#### [Supplied records]
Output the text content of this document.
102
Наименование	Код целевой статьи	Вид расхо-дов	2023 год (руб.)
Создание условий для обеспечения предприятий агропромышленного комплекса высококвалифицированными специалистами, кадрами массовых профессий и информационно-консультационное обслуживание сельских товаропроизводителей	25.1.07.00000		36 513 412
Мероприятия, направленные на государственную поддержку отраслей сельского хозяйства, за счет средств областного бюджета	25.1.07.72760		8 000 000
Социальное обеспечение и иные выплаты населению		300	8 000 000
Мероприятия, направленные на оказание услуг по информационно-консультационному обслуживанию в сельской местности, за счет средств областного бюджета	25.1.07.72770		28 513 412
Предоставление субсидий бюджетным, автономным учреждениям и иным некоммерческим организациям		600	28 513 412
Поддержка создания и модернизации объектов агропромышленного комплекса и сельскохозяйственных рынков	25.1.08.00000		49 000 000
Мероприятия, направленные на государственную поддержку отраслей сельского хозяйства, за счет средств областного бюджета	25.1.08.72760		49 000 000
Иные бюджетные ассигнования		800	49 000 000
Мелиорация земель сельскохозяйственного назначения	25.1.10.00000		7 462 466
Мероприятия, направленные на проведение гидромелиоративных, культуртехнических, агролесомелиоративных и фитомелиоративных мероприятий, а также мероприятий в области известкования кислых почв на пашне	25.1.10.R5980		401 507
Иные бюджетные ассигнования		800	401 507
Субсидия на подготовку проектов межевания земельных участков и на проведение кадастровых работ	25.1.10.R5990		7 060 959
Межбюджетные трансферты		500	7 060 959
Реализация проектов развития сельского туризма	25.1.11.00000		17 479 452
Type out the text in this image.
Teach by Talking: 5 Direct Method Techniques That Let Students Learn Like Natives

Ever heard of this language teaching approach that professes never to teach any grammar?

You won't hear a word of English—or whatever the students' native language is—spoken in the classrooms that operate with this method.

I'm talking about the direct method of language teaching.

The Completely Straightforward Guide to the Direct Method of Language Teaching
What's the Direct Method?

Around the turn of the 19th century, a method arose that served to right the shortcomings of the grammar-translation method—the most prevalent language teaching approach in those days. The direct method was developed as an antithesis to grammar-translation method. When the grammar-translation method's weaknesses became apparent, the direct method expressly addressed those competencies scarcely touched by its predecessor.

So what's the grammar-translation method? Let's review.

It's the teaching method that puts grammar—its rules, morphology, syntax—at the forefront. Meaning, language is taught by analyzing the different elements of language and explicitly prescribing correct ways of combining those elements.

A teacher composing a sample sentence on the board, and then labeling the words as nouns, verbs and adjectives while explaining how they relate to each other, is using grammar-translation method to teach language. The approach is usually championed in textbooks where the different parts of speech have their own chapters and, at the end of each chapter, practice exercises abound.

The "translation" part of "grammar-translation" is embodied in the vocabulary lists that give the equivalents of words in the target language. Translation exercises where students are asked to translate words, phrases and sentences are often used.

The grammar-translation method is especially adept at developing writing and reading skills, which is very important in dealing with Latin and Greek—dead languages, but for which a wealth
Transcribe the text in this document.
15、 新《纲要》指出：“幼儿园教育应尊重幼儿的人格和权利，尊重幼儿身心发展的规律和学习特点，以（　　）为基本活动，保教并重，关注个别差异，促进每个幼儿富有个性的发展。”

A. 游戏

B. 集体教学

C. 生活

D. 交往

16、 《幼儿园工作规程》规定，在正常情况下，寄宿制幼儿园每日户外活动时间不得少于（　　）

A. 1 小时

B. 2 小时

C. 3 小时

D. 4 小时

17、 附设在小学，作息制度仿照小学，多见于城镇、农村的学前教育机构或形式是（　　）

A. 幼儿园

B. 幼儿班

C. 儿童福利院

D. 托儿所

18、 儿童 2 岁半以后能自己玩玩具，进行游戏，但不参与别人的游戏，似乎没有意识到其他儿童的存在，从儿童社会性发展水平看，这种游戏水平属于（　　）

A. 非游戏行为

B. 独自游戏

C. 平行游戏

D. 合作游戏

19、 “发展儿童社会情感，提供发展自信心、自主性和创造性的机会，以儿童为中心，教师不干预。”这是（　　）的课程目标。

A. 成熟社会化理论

#### [Goal]
Every line from the one containing "Transcribe the text in this document." through the last line of the entries must be written out verbatim, and no other line.

#### [Exercise response]
Transcribe the text in this document.
15、 新《纲要》指出：“幼儿园教育应尊重幼儿的人格和权利，尊重幼儿身心发展的规律和学习特点，以（　　）为基本活动，保教并重，关注个别差异，促进每个幼儿富有个性的发展。”

A. 游戏

B. 集体教学

C. 生活

D. 交往

16、 《幼儿园工作规程》规定，在正常情况下，寄宿制幼儿园每日户外活动时间不得少于（　　）

A. 1 小时

B. 2 小时

C. 3 小时

D. 4 小时

17、 附设在小学，作息制度仿照小学，多见于城镇、农村的学前教育机构或形式是（　　）

A. 幼儿园

B. 幼儿班

C. 儿童福利院

D. 托儿所

18、 儿童 2 岁半以后能自己玩玩具，进行游戏，但不参与别人的游戏，似乎没有意识到其他儿童的存在，从儿童社会性发展水平看，这种游戏水平属于（　　）

A. 非游戏行为

B. 独自游戏

C. 平行游戏

D. 合作游戏

19、 “发展儿童社会情感，提供发展自信心、自主性和创造性的机会，以儿童为中心，教师不干预。”这是（　　）的课程目标。

A. 成熟社会化理论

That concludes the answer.